--- BEGIN ---

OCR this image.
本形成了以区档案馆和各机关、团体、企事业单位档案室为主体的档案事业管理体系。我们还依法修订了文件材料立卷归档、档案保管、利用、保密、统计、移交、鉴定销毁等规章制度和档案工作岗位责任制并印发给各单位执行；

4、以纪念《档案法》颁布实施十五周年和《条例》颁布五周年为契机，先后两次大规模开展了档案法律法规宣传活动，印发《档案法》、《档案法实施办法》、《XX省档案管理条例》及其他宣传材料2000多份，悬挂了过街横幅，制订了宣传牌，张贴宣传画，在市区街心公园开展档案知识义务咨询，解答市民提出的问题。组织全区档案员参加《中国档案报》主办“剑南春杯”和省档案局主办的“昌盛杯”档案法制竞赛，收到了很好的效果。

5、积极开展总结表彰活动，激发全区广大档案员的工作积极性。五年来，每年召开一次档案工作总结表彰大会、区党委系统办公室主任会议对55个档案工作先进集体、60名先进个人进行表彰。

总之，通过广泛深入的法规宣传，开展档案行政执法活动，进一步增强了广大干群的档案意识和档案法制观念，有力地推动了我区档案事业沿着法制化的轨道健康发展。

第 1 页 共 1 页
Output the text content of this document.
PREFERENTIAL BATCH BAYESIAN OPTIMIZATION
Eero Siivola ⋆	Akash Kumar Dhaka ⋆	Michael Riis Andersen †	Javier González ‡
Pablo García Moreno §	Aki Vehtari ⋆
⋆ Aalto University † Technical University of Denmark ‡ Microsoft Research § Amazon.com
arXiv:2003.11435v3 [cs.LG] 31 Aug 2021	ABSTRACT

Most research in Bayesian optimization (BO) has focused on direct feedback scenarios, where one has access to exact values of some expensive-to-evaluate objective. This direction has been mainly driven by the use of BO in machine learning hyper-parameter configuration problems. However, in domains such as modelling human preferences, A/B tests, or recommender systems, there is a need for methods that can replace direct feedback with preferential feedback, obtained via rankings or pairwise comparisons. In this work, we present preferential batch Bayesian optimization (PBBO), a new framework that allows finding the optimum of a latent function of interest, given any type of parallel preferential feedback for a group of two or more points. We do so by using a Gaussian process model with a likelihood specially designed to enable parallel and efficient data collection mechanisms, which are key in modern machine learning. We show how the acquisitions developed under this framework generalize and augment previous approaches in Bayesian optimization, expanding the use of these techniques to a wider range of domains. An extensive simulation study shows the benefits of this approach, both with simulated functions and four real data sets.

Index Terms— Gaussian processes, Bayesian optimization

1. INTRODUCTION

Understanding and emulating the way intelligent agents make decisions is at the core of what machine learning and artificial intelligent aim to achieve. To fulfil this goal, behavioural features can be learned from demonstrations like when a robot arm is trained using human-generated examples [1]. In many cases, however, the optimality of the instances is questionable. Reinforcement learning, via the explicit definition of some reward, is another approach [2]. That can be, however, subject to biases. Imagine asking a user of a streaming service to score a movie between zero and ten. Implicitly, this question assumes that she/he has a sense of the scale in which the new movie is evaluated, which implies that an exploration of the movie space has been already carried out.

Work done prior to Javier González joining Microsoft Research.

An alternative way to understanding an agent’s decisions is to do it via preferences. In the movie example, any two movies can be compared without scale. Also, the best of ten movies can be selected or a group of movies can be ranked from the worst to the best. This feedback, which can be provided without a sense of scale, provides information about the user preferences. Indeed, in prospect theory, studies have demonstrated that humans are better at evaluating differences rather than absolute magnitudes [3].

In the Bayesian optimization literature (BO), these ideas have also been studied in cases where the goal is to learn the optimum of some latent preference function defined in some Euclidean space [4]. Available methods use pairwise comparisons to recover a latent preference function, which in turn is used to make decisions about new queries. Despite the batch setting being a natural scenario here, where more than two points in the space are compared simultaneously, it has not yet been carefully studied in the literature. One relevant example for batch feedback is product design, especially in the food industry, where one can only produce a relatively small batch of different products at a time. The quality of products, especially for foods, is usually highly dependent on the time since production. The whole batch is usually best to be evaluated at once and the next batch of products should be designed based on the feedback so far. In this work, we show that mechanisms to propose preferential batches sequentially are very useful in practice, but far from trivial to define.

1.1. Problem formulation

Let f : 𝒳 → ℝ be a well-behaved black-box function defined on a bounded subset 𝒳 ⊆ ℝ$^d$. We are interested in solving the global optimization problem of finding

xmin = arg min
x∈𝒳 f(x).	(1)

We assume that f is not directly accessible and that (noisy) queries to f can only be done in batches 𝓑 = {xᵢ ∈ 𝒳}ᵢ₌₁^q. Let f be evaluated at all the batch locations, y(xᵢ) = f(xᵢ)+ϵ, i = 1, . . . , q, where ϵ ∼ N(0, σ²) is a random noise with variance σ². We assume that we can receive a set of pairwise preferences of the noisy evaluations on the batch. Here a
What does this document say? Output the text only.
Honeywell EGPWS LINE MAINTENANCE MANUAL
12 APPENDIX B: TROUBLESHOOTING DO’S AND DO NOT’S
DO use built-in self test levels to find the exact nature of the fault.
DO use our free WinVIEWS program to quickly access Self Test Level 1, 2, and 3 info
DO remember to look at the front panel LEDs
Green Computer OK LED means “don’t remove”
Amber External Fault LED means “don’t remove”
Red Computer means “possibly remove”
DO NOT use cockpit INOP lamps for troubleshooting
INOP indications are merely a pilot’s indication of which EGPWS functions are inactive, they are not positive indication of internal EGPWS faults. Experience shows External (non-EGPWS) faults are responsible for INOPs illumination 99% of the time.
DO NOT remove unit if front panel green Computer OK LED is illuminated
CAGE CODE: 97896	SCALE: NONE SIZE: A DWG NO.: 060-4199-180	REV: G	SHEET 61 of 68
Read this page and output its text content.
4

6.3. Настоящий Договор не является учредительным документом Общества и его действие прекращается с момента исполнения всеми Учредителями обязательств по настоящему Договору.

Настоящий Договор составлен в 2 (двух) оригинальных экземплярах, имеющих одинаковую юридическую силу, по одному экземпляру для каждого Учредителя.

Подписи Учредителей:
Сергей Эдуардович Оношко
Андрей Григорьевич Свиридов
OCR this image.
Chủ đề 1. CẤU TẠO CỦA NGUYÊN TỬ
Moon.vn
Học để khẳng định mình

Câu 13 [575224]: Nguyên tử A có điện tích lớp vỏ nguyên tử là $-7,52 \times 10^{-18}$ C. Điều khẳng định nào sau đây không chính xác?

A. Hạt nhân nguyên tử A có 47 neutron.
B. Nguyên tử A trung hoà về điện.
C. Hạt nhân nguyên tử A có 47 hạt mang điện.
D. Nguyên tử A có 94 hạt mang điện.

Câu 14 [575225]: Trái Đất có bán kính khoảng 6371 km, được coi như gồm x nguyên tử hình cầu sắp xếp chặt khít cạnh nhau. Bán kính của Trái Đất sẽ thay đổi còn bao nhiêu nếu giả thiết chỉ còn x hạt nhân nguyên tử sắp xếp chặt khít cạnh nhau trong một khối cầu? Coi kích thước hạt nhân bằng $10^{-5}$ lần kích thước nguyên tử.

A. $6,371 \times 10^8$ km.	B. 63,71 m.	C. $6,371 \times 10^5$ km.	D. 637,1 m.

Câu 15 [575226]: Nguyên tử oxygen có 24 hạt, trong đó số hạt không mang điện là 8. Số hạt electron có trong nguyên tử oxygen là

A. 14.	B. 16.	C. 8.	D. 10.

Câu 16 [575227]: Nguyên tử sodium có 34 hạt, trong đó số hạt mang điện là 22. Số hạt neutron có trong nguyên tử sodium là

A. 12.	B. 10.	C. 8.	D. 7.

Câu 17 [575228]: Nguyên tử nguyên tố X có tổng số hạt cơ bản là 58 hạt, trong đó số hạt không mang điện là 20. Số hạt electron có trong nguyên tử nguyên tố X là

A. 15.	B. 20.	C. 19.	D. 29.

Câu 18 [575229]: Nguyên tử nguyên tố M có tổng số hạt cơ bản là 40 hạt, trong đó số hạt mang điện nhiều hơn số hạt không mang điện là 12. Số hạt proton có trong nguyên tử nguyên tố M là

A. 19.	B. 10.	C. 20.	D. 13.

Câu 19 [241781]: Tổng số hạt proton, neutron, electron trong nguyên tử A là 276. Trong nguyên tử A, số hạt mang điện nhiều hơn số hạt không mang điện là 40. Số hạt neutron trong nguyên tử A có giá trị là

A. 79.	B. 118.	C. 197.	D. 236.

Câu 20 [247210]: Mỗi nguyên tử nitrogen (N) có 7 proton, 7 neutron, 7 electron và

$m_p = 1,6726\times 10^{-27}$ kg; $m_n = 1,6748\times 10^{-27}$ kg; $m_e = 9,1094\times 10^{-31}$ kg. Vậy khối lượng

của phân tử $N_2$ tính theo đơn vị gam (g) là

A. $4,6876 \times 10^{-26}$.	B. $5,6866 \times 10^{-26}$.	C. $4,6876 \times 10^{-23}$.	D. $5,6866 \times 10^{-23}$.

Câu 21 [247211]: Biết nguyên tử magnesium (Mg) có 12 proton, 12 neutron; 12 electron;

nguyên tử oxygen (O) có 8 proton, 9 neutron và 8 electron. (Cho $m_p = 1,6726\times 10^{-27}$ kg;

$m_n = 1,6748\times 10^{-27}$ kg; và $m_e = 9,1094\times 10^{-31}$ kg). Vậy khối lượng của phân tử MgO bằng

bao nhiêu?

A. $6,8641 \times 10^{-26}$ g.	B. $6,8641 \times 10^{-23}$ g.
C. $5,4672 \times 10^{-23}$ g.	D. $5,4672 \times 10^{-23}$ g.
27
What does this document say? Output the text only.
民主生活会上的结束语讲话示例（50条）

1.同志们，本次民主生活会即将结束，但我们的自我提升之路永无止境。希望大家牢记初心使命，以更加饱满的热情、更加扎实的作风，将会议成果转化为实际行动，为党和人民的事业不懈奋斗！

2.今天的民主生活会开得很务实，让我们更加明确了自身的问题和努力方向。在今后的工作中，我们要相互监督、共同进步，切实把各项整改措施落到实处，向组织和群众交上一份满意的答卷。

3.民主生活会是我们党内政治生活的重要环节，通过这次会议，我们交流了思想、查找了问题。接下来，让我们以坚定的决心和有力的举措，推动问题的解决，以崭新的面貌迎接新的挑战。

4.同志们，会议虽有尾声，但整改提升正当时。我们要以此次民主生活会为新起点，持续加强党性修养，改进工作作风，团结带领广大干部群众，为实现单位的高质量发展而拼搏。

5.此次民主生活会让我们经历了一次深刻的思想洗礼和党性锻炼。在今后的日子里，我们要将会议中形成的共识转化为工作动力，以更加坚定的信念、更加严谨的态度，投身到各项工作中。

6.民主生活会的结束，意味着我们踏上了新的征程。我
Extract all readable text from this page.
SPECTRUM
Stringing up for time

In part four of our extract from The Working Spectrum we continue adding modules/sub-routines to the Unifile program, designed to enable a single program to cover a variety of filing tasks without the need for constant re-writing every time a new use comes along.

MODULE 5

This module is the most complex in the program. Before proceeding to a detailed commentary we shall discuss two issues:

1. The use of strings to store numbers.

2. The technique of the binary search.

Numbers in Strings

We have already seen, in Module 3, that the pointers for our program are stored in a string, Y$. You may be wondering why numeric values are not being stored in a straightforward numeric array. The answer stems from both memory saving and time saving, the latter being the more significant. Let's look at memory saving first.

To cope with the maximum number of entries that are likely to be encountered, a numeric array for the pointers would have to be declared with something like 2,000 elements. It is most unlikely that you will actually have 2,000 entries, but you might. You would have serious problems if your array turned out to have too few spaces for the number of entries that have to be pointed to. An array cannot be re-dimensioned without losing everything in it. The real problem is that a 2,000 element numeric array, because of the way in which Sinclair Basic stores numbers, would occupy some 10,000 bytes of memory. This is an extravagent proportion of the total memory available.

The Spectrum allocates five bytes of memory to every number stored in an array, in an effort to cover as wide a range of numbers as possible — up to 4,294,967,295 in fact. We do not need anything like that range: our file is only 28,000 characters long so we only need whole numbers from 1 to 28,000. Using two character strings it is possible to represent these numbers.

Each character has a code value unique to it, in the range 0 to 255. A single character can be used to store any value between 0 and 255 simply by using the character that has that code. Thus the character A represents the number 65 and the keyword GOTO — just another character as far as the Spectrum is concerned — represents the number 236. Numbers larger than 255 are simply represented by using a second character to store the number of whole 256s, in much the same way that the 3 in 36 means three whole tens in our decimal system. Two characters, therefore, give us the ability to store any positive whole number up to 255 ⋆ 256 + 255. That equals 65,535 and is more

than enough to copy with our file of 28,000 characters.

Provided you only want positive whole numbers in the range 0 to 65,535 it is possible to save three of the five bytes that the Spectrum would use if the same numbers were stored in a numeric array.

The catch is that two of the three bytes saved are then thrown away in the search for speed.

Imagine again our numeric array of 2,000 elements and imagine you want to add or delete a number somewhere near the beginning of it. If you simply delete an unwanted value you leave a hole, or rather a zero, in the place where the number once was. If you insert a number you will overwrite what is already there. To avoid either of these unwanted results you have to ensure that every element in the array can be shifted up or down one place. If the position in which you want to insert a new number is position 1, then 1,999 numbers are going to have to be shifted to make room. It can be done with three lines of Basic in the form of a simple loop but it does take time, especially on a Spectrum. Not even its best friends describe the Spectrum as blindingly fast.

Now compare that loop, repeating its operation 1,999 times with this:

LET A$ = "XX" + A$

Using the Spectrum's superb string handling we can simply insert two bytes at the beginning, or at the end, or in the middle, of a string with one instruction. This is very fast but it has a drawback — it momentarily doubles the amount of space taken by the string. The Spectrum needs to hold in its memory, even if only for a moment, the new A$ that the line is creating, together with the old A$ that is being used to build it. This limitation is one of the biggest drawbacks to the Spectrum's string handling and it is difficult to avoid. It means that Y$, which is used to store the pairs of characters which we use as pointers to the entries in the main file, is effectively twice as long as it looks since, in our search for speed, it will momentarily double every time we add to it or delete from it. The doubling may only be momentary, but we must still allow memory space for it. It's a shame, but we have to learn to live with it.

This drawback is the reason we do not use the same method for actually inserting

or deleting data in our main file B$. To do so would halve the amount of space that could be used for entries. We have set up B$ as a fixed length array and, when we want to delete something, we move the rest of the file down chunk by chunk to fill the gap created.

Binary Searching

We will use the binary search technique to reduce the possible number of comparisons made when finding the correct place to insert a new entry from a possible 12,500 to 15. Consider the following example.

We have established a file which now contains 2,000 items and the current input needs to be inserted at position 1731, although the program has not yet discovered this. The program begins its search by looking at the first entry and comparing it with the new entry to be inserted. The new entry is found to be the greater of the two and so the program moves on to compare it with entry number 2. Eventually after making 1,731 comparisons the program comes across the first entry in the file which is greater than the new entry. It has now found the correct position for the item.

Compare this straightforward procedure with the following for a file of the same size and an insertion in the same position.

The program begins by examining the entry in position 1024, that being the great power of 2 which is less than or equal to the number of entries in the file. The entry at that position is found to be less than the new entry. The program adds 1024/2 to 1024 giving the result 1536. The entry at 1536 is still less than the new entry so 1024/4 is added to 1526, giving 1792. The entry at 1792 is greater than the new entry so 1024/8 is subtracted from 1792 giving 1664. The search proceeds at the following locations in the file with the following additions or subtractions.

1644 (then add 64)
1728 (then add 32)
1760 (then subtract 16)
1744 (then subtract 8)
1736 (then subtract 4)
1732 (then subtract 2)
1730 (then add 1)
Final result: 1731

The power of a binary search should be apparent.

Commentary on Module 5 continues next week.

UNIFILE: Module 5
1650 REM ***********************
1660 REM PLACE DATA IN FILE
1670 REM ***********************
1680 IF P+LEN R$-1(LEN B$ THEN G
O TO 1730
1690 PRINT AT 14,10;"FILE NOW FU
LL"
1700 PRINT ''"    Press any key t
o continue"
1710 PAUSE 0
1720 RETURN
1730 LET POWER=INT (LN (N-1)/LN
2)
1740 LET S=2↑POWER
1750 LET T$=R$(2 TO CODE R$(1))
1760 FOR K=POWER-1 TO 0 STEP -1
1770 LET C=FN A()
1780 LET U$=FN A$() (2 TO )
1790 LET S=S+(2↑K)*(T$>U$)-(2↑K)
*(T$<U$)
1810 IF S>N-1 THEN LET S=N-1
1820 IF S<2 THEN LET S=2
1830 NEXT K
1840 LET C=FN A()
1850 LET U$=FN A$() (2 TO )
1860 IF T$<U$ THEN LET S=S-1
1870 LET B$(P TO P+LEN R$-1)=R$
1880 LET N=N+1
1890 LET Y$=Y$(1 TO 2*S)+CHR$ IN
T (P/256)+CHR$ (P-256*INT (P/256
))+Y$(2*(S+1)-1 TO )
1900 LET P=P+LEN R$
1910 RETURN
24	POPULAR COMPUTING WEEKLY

--- END ---

(What to work on): Take every line that includes the string "found" and copy it.

(Response for this exercise):
We have established a file which now contains 2,000 items and the current input needs to be inserted at position 1731, although the program has not yet discovered this. The program begins its search by looking at the first entry and comparing it with the new entry to be inserted. The new entry is found to be the greater of the two and so the program moves on to compare it with entry number 2. Eventually after making 1,731 comparisons the program comes across the first entry in the file which is greater than the new entry. It has now found the correct position for the item.
The program begins by examining the entry in position 1024, that being the great power of 2 which is less than or equal to the number of entries in the file. The entry at that position is found to be less than the new entry. The program adds 1024/2 to 1024 giving the result 1536. The entry at 1536 is still less than the new entry so 1024/4 is added to 1526, giving 1792. The entry at 1792 is greater than the new entry so 1024/8 is subtracted from 1792 giving 1664. The search proceeds at the following locations in the file with the following additions or subtractions.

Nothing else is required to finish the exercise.